-- THE INPUT --
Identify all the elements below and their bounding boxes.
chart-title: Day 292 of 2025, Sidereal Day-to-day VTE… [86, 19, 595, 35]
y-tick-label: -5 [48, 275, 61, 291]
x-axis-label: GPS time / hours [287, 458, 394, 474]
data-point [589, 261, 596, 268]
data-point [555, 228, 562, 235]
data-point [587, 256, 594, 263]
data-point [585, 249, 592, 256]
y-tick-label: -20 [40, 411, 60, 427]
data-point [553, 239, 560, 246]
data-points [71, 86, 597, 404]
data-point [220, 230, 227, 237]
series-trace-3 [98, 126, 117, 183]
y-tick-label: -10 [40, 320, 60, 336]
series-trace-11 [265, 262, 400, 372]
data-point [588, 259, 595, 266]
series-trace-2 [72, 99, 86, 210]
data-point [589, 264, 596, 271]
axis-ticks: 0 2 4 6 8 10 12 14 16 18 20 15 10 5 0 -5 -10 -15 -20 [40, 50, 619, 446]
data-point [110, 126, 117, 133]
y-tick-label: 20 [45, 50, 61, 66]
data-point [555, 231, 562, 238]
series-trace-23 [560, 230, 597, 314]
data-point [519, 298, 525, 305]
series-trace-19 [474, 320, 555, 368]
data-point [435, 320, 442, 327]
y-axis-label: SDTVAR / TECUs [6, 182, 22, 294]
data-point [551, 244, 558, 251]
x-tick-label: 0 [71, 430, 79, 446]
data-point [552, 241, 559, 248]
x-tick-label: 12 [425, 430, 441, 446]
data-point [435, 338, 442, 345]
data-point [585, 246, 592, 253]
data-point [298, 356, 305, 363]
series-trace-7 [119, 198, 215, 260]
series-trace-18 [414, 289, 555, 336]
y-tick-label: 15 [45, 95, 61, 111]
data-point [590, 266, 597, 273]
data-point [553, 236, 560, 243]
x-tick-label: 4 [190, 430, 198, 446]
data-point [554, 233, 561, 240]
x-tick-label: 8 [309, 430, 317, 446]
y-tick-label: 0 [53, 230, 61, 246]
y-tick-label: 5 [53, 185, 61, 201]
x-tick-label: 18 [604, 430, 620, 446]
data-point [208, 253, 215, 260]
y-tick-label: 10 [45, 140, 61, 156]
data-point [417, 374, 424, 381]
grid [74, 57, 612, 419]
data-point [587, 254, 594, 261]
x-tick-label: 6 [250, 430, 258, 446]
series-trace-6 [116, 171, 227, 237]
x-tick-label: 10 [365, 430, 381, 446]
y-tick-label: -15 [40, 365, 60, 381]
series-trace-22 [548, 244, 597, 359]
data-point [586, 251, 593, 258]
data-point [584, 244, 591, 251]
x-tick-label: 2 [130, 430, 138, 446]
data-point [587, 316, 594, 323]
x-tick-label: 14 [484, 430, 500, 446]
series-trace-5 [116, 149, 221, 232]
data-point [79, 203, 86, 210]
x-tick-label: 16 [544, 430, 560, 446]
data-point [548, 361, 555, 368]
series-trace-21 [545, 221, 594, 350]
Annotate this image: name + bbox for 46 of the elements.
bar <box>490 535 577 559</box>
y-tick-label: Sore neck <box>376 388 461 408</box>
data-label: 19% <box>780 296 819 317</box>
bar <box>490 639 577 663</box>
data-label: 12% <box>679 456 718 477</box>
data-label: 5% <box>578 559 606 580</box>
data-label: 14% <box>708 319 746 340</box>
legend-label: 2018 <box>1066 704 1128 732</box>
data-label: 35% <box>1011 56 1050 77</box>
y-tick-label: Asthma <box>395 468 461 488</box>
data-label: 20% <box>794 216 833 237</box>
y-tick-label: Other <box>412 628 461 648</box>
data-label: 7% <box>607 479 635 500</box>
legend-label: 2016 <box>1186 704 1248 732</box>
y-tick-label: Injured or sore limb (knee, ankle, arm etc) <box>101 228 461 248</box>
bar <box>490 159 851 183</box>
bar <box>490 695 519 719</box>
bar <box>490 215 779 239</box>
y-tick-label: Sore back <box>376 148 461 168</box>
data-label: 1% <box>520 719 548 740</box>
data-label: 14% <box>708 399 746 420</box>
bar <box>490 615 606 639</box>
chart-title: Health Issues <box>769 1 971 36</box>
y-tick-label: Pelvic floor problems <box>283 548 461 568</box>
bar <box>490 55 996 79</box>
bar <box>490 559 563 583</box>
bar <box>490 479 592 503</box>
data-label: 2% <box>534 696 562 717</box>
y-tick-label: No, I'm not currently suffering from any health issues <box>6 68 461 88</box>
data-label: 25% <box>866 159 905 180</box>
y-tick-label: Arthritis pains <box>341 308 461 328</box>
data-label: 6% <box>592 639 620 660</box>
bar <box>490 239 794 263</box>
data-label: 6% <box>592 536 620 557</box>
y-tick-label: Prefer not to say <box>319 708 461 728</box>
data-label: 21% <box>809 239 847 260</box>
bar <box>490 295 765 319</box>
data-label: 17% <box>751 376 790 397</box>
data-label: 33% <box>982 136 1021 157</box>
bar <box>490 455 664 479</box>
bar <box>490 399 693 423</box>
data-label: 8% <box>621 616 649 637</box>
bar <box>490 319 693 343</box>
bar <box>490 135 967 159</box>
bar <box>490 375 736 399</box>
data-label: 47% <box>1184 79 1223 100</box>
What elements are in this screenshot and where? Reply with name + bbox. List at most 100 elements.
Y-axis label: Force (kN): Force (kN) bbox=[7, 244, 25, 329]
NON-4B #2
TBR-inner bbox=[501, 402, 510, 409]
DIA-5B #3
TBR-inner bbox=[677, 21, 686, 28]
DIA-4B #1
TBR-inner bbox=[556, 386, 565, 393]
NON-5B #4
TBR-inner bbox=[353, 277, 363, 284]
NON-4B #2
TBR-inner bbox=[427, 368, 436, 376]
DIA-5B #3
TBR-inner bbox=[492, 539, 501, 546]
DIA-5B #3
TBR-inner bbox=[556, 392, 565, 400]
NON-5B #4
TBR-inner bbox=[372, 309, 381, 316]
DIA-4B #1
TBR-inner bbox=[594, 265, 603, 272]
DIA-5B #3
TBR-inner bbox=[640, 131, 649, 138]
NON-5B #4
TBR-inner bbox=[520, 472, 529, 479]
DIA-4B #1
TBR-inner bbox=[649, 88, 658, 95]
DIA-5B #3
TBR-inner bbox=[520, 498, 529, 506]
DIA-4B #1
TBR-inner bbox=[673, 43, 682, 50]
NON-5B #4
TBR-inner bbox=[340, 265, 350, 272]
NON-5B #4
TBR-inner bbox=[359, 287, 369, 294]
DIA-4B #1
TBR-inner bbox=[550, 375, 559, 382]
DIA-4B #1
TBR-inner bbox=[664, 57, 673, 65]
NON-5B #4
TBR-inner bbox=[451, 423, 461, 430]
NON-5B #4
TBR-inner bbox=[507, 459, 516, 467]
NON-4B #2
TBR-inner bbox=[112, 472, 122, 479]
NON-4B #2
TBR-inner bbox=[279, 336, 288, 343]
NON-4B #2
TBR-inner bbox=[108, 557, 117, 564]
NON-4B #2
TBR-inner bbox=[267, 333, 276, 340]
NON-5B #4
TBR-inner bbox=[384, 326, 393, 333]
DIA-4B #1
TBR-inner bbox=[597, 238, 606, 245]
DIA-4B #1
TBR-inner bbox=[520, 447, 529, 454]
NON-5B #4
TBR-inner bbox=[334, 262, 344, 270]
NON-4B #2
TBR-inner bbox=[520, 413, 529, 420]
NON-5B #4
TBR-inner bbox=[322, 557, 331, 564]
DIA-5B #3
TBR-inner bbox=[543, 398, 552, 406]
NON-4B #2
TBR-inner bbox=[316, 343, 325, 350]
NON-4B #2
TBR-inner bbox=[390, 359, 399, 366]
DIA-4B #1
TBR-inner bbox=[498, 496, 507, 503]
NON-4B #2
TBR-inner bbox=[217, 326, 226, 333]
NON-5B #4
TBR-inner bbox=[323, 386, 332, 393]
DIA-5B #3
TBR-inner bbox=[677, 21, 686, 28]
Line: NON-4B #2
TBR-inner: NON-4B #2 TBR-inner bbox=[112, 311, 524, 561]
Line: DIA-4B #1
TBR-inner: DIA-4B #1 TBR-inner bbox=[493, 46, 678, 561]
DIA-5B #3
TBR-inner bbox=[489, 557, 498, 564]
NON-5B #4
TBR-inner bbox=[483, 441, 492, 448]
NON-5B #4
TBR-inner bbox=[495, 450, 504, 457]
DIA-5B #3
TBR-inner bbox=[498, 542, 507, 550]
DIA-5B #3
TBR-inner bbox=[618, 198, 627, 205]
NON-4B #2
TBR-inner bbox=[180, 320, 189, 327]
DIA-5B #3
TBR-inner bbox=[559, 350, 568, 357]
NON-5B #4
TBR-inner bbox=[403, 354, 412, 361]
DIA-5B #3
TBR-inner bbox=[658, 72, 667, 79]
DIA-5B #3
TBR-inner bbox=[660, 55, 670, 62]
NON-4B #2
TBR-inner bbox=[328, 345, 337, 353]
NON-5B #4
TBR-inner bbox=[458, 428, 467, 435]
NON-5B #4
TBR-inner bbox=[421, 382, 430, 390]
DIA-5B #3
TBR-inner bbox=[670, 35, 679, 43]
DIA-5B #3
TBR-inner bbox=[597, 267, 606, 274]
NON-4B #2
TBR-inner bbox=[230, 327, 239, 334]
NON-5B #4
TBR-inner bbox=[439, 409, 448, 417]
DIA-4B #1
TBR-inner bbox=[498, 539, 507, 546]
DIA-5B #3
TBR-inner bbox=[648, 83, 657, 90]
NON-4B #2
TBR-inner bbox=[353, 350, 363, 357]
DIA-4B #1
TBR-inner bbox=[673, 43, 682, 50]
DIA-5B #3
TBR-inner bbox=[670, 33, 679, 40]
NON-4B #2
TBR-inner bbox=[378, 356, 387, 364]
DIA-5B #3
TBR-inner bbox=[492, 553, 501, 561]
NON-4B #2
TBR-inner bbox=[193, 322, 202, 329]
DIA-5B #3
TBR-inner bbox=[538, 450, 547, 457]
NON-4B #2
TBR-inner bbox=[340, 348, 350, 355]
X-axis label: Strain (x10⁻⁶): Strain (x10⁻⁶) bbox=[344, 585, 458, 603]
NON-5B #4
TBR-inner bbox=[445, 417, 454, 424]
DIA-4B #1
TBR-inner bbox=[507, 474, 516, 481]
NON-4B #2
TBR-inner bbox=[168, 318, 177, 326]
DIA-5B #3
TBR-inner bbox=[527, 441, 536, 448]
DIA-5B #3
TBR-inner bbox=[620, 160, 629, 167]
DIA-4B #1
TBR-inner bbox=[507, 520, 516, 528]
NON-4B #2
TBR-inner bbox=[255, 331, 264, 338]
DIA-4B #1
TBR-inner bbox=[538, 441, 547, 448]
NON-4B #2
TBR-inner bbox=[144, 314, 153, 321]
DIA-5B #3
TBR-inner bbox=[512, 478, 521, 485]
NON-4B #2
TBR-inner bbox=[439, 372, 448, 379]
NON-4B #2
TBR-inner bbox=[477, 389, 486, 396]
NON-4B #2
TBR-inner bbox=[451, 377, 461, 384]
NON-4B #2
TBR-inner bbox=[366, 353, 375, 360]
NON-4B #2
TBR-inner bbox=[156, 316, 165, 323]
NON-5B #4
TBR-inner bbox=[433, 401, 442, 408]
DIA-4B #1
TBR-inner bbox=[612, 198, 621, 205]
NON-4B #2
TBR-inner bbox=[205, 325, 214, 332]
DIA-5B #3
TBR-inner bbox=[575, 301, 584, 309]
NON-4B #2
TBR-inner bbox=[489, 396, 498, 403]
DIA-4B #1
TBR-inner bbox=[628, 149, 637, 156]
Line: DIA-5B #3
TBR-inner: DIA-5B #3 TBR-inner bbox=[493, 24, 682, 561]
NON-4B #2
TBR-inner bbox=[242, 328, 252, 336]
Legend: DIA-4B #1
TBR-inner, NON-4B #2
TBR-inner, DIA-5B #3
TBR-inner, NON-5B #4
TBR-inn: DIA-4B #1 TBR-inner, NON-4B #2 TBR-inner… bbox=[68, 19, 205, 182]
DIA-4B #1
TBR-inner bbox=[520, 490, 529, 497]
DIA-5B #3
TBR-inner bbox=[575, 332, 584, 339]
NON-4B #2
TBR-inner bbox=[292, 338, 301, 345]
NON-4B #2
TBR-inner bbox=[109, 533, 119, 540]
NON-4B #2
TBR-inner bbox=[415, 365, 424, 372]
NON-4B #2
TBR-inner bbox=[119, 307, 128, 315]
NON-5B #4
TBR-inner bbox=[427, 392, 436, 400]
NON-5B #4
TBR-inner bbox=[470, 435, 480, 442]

-- WRITTEN EXERCISE --
Arrange the rows above, from the first line through the line containing "data-point [589, 264, 596, 271]" (both included), as a Markdown table with the columns Line No. and Entry. Leave out blank lines.

-- SOLUTION BELOW --
| Line No. | Entry |
|---|---|
| 1 | Identify all the elements below and their bounding boxes. |
| 2 | chart-title: Day 292 of 2025, Sidereal Day-to-day VTE… [86, 19, 595, 35] |
| 3 | y-tick-label: -5 [48, 275, 61, 291] |
| 4 | x-axis-label: GPS time / hours [287, 458, 394, 474] |
| 5 | data-point [589, 261, 596, 268] |
| 6 | data-point [555, 228, 562, 235] |
| 7 | data-point [587, 256, 594, 263] |
| 8 | data-point [585, 249, 592, 256] |
| 9 | y-tick-label: -20 [40, 411, 60, 427] |
| 10 | data-point [553, 239, 560, 246] |
| 11 | data-points [71, 86, 597, 404] |
| 12 | data-point [220, 230, 227, 237] |
| 13 | series-trace-3 [98, 126, 117, 183] |
| 14 | y-tick-label: -10 [40, 320, 60, 336] |
| 15 | series-trace-11 [265, 262, 400, 372] |
| 16 | data-point [588, 259, 595, 266] |
| 17 | series-trace-2 [72, 99, 86, 210] |
| 18 | data-point [589, 264, 596, 271] |